## REQUIRED TASK
Go through the entries below and retype them exactly, omitting each picture.

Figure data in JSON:

....................

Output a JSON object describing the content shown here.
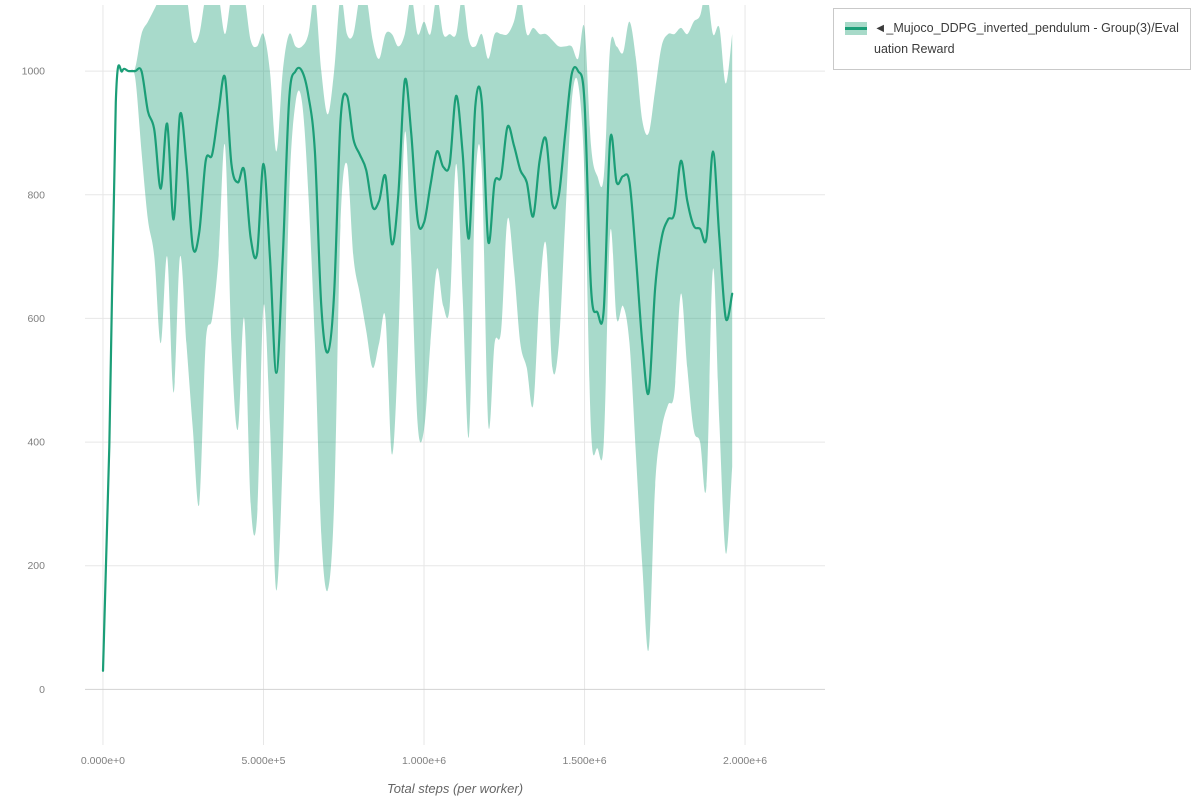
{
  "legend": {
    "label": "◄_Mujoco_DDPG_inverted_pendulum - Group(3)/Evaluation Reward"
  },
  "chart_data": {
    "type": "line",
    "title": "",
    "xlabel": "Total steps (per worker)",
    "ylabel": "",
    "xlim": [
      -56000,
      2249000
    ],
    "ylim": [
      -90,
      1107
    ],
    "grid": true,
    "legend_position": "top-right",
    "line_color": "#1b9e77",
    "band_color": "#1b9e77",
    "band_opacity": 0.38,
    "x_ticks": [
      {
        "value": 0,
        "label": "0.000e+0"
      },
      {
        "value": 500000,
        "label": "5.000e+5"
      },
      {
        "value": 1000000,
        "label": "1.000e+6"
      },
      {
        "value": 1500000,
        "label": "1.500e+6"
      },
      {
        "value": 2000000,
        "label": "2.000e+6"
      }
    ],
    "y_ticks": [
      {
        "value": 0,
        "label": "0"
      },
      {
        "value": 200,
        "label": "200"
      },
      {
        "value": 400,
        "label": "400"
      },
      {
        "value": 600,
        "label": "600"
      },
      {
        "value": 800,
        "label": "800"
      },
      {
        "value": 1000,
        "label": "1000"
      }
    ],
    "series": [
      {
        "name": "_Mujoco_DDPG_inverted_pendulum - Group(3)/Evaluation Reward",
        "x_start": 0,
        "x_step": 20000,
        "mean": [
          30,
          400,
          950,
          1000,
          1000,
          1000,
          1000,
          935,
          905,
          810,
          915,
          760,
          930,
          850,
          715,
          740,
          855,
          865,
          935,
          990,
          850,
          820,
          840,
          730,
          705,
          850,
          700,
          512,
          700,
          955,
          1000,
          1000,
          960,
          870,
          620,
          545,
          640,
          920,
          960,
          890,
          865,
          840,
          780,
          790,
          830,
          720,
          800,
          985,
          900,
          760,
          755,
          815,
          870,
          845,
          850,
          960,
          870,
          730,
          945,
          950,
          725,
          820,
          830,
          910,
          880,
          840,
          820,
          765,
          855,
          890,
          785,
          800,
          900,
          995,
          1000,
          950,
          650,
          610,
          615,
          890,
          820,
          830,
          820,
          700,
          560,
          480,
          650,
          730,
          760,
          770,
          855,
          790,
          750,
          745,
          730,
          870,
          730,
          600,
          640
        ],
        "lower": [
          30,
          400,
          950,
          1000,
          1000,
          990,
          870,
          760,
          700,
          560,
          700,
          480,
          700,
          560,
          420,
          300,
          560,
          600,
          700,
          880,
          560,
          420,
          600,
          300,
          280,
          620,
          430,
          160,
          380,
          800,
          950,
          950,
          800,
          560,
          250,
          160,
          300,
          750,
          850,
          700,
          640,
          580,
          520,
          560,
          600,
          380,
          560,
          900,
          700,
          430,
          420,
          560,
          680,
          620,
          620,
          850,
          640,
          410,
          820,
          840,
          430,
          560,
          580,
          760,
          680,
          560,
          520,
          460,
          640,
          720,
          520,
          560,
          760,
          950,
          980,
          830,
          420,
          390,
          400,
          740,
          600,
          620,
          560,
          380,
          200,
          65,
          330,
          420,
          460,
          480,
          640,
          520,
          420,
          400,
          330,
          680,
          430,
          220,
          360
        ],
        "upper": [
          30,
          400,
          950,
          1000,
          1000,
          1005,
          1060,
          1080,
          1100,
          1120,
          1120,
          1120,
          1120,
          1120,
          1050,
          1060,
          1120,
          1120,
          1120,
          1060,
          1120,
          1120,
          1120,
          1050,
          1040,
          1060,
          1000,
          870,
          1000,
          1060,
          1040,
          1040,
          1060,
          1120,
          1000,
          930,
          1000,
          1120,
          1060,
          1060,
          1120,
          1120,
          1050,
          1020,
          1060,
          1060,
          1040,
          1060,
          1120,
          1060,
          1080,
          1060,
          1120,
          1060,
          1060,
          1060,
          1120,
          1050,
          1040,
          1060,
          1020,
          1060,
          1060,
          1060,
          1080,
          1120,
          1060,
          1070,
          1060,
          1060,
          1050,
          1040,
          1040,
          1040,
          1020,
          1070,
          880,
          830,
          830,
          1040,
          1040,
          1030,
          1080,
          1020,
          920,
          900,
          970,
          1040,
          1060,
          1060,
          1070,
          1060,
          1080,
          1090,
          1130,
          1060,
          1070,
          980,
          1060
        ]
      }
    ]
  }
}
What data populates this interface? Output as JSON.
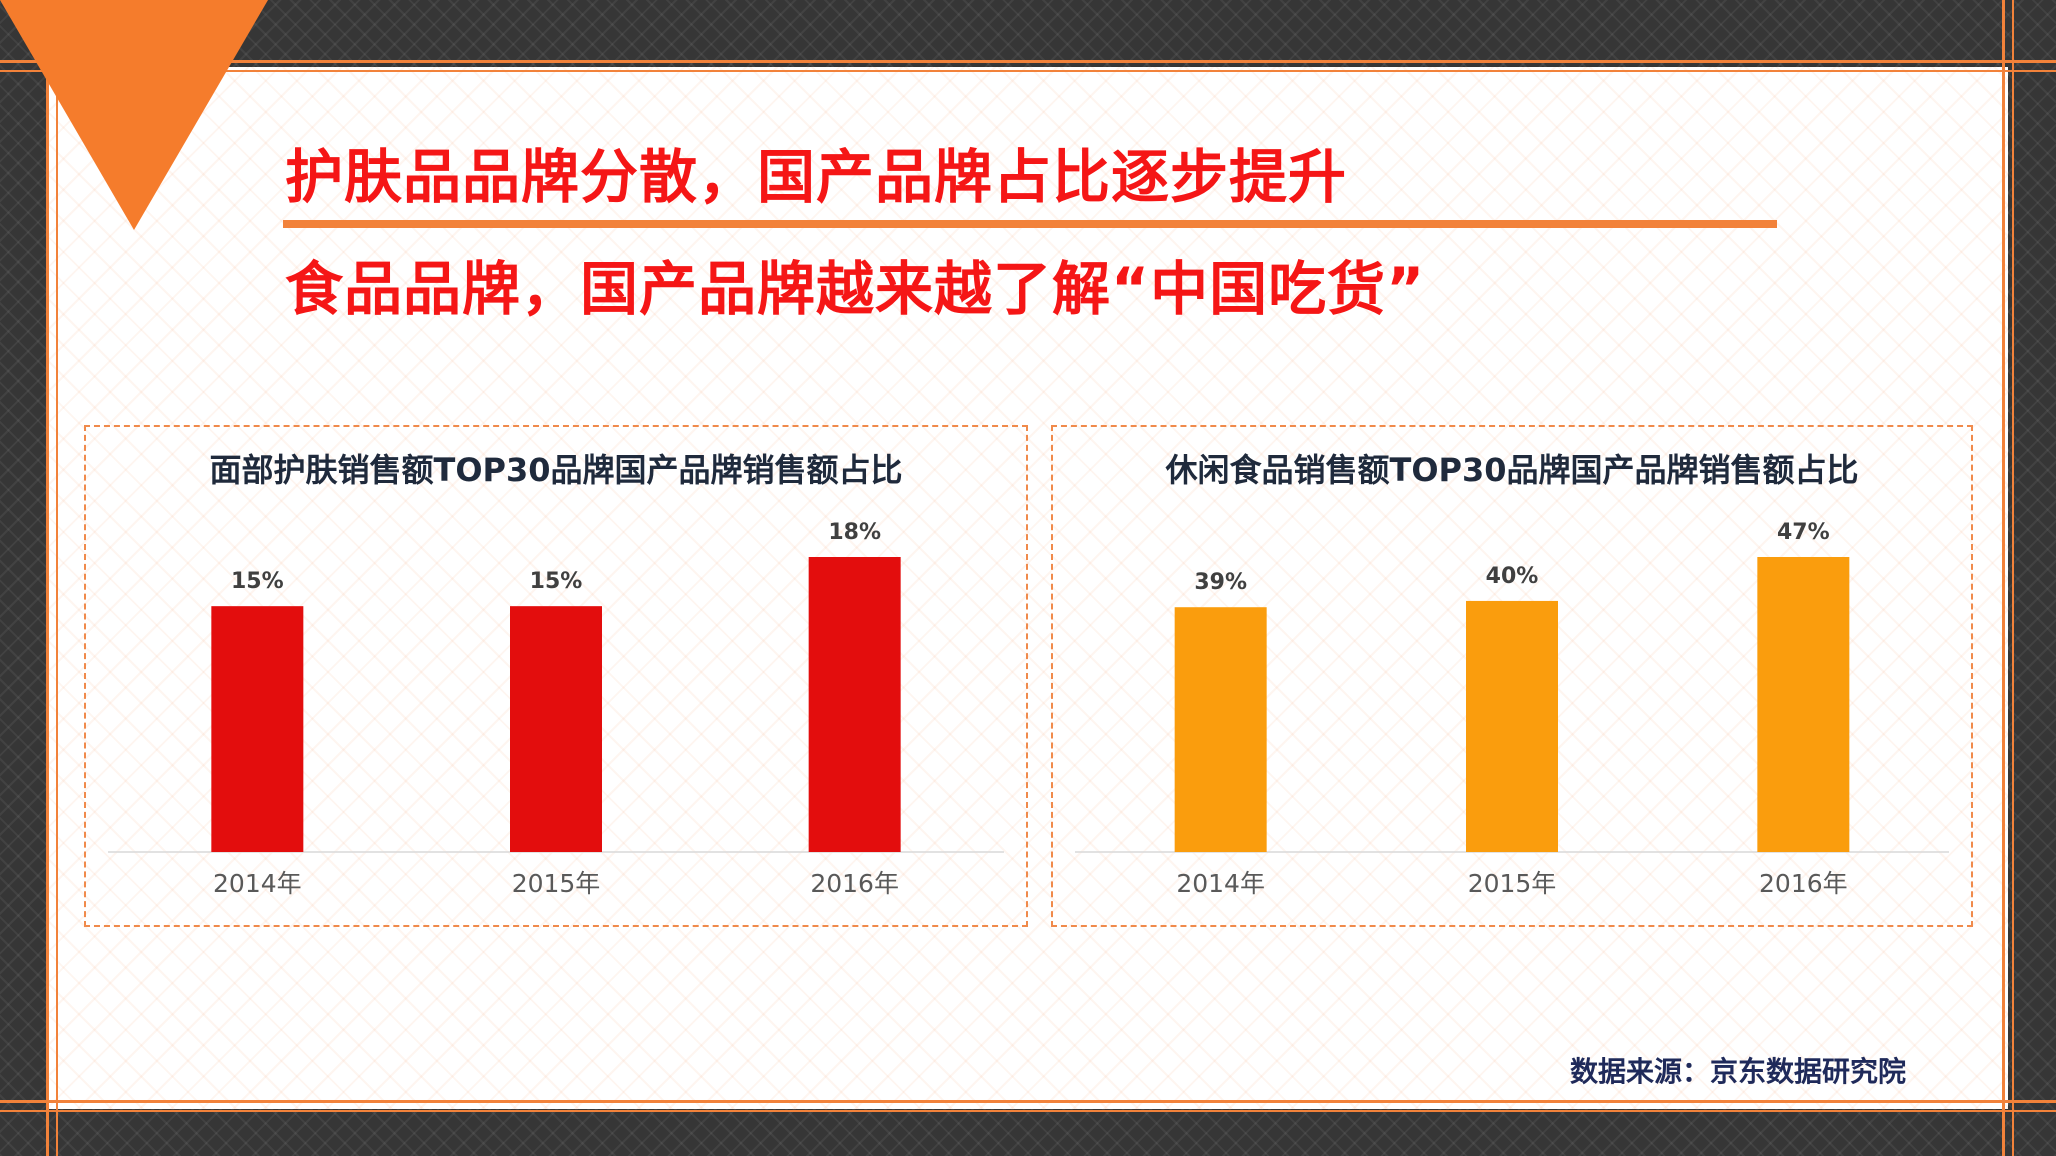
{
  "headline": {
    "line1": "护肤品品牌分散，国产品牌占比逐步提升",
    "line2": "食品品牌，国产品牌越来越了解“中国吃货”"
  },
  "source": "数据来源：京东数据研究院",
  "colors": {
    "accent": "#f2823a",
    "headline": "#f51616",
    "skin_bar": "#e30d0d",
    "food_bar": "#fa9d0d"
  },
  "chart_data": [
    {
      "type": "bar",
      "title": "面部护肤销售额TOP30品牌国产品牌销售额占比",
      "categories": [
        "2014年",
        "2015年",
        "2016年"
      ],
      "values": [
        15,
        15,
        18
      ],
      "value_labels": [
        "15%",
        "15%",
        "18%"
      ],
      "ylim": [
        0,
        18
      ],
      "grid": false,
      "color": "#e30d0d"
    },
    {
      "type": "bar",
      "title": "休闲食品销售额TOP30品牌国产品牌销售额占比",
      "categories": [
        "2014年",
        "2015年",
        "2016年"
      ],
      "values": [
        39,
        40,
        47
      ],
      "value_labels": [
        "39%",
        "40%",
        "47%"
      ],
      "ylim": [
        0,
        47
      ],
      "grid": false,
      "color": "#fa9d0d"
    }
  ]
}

....................

## TASK RESULT
Output a JSON object describing the content shown here.
{
  "legend": {
    "label": "◄_Mujoco_DDPG_inverted_pendulum - Group(3)/Evaluation Reward"
  },
  "chart_data": {
    "type": "line",
    "title": "",
    "xlabel": "Total steps (per worker)",
    "ylabel": "",
    "xlim": [
      -56000,
      2249000
    ],
    "ylim": [
      -90,
      1107
    ],
    "grid": true,
    "legend_position": "top-right",
    "line_color": "#1b9e77",
    "band_color": "#1b9e77",
    "band_opacity": 0.38,
    "x_ticks": [
      {
        "value": 0,
        "label": "0.000e+0"
      },
      {
        "value": 500000,
        "label": "5.000e+5"
      },
      {
        "value": 1000000,
        "label": "1.000e+6"
      },
      {
        "value": 1500000,
        "label": "1.500e+6"
      },
      {
        "value": 2000000,
        "label": "2.000e+6"
      }
    ],
    "y_ticks": [
      {
        "value": 0,
        "label": "0"
      },
      {
        "value": 200,
        "label": "200"
      },
      {
        "value": 400,
        "label": "400"
      },
      {
        "value": 600,
        "label": "600"
      },
      {
        "value": 800,
        "label": "800"
      },
      {
        "value": 1000,
        "label": "1000"
      }
    ],
    "series": [
      {
        "name": "_Mujoco_DDPG_inverted_pendulum - Group(3)/Evaluation Reward",
        "x_start": 0,
        "x_step": 20000,
        "mean": [
          30,
          400,
          950,
          1000,
          1000,
          1000,
          1000,
          935,
          905,
          810,
          915,
          760,
          930,
          850,
          715,
          740,
          855,
          865,
          935,
          990,
          850,
          820,
          840,
          730,
          705,
          850,
          700,
          512,
          700,
          955,
          1000,
          1000,
          960,
          870,
          620,
          545,
          640,
          920,
          960,
          890,
          865,
          840,
          780,
          790,
          830,
          720,
          800,
          985,
          900,
          760,
          755,
          815,
          870,
          845,
          850,
          960,
          870,
          730,
          945,
          950,
          725,
          820,
          830,
          910,
          880,
          840,
          820,
          765,
          855,
          890,
          785,
          800,
          900,
          995,
          1000,
          950,
          650,
          610,
          615,
          890,
          820,
          830,
          820,
          700,
          560,
          480,
          650,
          730,
          760,
          770,
          855,
          790,
          750,
          745,
          730,
          870,
          730,
          600,
          640
        ],
        "lower": [
          30,
          400,
          950,
          1000,
          1000,
          990,
          870,
          760,
          700,
          560,
          700,
          480,
          700,
          560,
          420,
          300,
          560,
          600,
          700,
          880,
          560,
          420,
          600,
          300,
          280,
          620,
          430,
          160,
          380,
          800,
          950,
          950,
          800,
          560,
          250,
          160,
          300,
          750,
          850,
          700,
          640,
          580,
          520,
          560,
          600,
          380,
          560,
          900,
          700,
          430,
          420,
          560,
          680,
          620,
          620,
          850,
          640,
          410,
          820,
          840,
          430,
          560,
          580,
          760,
          680,
          560,
          520,
          460,
          640,
          720,
          520,
          560,
          760,
          950,
          980,
          830,
          420,
          390,
          400,
          740,
          600,
          620,
          560,
          380,
          200,
          65,
          330,
          420,
          460,
          480,
          640,
          520,
          420,
          400,
          330,
          680,
          430,
          220,
          360
        ],
        "upper": [
          30,
          400,
          950,
          1000,
          1000,
          1005,
          1060,
          1080,
          1100,
          1120,
          1120,
          1120,
          1120,
          1120,
          1050,
          1060,
          1120,
          1120,
          1120,
          1060,
          1120,
          1120,
          1120,
          1050,
          1040,
          1060,
          1000,
          870,
          1000,
          1060,
          1040,
          1040,
          1060,
          1120,
          1000,
          930,
          1000,
          1120,
          1060,
          1060,
          1120,
          1120,
          1050,
          1020,
          1060,
          1060,
          1040,
          1060,
          1120,
          1060,
          1080,
          1060,
          1120,
          1060,
          1060,
          1060,
          1120,
          1050,
          1040,
          1060,
          1020,
          1060,
          1060,
          1060,
          1080,
          1120,
          1060,
          1070,
          1060,
          1060,
          1050,
          1040,
          1040,
          1040,
          1020,
          1070,
          880,
          830,
          830,
          1040,
          1040,
          1030,
          1080,
          1020,
          920,
          900,
          970,
          1040,
          1060,
          1060,
          1070,
          1060,
          1080,
          1090,
          1130,
          1060,
          1070,
          980,
          1060
        ]
      }
    ]
  }
}
What data populates this interface? Output as JSON.
{
  "headline": {
    "line1": "护肤品品牌分散，国产品牌占比逐步提升",
    "line2": "食品品牌，国产品牌越来越了解“中国吃货”"
  },
  "source": "数据来源：京东数据研究院",
  "colors": {
    "accent": "#f2823a",
    "headline": "#f51616",
    "skin_bar": "#e30d0d",
    "food_bar": "#fa9d0d"
  },
  "chart_data": [
    {
      "type": "bar",
      "title": "面部护肤销售额TOP30品牌国产品牌销售额占比",
      "categories": [
        "2014年",
        "2015年",
        "2016年"
      ],
      "values": [
        15,
        15,
        18
      ],
      "value_labels": [
        "15%",
        "15%",
        "18%"
      ],
      "ylim": [
        0,
        18
      ],
      "grid": false,
      "color": "#e30d0d"
    },
    {
      "type": "bar",
      "title": "休闲食品销售额TOP30品牌国产品牌销售额占比",
      "categories": [
        "2014年",
        "2015年",
        "2016年"
      ],
      "values": [
        39,
        40,
        47
      ],
      "value_labels": [
        "39%",
        "40%",
        "47%"
      ],
      "ylim": [
        0,
        47
      ],
      "grid": false,
      "color": "#fa9d0d"
    }
  ]
}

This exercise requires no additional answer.